Supplied passage:
================================
Mount Fitch
- Location: Rum Jungle, Northern Territory, Australia; 12°56′55″S 130°57′06″E﻿ / ﻿12.94861°S 130.95167°E;
- Products: Uranium

= Mount Fitch (Northern Territory) =

Mount Fitch is a former uranium mining site located in the Northern Territory of Australia 56 kilometres SSE from the centre of Darwin and 13.4 kilometres NE from the town of Batchelor in the locality of Rum Jungle.

In 1950 two geologists, named Ward and Gates, discovered yellow secondary uranium minerals in limestone throughout the area. Radiometric contouring and geological mapping was completed later the same year.
================================
Data listing:
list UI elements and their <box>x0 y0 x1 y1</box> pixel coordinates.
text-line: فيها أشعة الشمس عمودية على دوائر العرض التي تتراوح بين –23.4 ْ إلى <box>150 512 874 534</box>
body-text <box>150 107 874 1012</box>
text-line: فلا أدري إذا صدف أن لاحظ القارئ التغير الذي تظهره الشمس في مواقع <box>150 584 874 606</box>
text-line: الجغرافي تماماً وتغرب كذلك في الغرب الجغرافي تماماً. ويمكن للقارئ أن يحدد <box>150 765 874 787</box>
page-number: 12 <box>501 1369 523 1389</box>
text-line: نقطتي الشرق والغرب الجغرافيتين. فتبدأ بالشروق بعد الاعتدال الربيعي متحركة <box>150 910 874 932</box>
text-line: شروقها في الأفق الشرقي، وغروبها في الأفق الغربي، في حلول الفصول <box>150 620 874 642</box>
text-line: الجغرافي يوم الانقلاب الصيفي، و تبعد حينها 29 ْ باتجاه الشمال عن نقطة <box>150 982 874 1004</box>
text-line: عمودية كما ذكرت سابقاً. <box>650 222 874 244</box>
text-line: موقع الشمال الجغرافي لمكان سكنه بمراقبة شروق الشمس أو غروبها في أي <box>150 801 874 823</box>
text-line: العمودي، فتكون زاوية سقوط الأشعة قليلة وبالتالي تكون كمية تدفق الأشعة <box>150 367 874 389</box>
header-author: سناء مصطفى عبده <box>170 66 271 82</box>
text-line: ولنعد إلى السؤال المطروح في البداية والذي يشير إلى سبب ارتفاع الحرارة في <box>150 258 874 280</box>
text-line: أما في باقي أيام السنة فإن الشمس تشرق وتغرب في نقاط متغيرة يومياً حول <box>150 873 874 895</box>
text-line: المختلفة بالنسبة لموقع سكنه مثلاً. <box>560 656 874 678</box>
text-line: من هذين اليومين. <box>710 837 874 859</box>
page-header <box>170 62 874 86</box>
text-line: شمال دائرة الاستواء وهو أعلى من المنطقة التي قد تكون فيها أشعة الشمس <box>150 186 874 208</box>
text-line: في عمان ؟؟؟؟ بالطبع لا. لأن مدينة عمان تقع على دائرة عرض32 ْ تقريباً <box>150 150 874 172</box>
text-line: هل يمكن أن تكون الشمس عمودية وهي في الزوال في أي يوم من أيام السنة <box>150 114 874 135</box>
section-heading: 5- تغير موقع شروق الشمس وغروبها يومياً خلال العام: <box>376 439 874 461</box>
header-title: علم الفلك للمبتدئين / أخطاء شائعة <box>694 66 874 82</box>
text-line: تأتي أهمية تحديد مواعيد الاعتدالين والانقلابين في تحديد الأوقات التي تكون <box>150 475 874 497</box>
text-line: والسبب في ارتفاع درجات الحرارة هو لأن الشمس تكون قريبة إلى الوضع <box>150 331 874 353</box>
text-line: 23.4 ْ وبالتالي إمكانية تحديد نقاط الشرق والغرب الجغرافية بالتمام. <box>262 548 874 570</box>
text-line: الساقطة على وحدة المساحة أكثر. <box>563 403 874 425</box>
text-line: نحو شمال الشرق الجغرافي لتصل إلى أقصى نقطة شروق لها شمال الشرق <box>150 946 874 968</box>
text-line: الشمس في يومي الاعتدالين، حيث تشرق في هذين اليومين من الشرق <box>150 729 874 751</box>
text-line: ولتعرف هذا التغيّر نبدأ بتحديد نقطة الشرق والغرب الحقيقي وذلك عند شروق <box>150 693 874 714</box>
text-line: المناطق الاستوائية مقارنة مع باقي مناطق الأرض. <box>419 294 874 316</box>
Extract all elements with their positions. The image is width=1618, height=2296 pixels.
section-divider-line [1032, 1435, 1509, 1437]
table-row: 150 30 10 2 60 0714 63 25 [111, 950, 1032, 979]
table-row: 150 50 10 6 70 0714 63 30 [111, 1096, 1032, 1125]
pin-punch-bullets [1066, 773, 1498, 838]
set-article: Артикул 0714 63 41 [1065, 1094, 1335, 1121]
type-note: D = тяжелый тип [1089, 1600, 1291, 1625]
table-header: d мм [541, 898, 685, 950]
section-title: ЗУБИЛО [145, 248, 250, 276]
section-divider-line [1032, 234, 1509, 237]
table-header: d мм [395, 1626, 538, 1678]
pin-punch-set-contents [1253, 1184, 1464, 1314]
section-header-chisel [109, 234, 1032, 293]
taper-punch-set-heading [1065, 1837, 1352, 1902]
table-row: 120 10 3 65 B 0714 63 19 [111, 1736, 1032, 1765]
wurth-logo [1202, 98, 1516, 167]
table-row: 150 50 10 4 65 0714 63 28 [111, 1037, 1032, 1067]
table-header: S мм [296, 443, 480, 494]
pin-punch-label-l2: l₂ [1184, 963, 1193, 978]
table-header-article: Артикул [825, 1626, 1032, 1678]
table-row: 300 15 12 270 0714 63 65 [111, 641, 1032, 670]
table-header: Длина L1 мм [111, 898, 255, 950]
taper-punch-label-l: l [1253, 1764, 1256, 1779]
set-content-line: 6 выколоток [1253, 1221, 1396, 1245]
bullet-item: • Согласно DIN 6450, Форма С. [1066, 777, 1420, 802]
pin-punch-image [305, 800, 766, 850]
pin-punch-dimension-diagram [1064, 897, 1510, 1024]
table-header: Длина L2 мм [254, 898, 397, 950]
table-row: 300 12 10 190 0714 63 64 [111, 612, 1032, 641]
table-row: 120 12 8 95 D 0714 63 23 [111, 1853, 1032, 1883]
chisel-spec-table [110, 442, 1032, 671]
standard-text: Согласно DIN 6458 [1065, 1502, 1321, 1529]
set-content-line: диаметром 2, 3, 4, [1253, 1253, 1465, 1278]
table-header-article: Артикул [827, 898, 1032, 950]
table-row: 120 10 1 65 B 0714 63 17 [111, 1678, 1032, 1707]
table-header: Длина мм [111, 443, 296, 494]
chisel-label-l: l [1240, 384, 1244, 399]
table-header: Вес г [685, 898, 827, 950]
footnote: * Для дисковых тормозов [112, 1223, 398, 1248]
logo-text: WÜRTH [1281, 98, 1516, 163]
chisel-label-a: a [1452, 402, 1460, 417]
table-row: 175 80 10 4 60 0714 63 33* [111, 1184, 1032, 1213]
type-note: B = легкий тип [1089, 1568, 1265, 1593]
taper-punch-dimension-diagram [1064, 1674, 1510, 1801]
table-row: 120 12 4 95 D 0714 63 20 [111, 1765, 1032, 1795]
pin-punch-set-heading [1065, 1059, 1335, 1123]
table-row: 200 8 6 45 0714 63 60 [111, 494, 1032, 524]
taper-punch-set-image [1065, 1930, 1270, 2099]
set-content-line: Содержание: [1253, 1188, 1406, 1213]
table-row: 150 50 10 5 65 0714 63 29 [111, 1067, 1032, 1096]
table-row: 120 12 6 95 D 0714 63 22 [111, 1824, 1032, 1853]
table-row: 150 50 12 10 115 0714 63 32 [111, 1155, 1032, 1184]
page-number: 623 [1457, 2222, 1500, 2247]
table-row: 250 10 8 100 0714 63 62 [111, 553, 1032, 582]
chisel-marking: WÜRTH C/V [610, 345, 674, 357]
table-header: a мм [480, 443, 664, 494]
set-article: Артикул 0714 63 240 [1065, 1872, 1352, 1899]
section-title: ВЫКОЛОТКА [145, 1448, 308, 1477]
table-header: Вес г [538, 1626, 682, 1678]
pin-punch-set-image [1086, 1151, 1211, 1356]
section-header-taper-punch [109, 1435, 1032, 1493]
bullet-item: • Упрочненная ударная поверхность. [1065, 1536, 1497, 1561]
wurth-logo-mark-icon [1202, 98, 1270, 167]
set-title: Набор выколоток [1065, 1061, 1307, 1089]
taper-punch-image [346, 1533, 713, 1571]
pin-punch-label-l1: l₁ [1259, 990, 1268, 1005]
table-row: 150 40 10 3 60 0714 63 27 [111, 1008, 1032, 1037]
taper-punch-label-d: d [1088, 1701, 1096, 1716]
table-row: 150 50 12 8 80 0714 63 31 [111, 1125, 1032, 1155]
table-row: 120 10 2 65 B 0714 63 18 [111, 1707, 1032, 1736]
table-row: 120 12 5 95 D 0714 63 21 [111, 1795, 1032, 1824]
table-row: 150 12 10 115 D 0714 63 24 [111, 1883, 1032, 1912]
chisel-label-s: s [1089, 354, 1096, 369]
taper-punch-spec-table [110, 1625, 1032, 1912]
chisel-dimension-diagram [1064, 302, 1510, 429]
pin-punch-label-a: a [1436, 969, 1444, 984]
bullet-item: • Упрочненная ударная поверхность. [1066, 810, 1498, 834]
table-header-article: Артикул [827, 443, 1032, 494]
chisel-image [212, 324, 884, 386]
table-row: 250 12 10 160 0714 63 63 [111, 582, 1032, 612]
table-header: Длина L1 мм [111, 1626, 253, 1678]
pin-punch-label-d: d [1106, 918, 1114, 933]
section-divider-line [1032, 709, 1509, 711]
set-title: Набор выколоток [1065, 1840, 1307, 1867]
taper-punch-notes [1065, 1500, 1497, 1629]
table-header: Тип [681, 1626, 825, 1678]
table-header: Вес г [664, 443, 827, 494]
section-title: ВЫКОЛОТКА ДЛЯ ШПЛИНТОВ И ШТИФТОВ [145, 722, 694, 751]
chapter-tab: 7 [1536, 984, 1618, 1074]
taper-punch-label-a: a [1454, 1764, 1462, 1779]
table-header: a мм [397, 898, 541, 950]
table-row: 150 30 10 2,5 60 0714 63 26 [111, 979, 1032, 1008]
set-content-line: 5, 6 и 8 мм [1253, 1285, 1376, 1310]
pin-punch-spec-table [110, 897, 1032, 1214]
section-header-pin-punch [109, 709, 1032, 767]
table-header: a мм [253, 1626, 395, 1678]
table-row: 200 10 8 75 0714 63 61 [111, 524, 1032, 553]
================================
Tasks for this exercise:
1) In one to three sentences, explain from the Mount Fitch article why uranium is listed as the site's product.
2) Continue the Mount Fitch article from its last sentence.
The data has no connection to the text on Mount Fitch.

Task-by-task outputs:
1) Uranium is listed because Mount Fitch is a former uranium mining site. Uranium minerals were found there in 1950, when the geologists Ward and Gates discovered yellow secondary uranium minerals in limestone throughout the area.

2)
Mount Fitch was discovered in 1965 and is part of the old Rum Jungle workings. Compass Resources worked in the area for many years and mostly focused on the Browns deposit, a copper-cobalt-nickel deposit close to the old open pit. In 2006 some 4050 tonnes Uranium Oxide deposits remained at Mt Fitch.

It is an ecologically sensitive area due to its very close proximity (1600 metres) to the catchment area of Darwin River, the river that is the source of Darwin's drinking water supply, Darwin River Dam.

Mount Fitch is located alongside the old Northern Railway corridor that ran from Pine Creek to Darwin.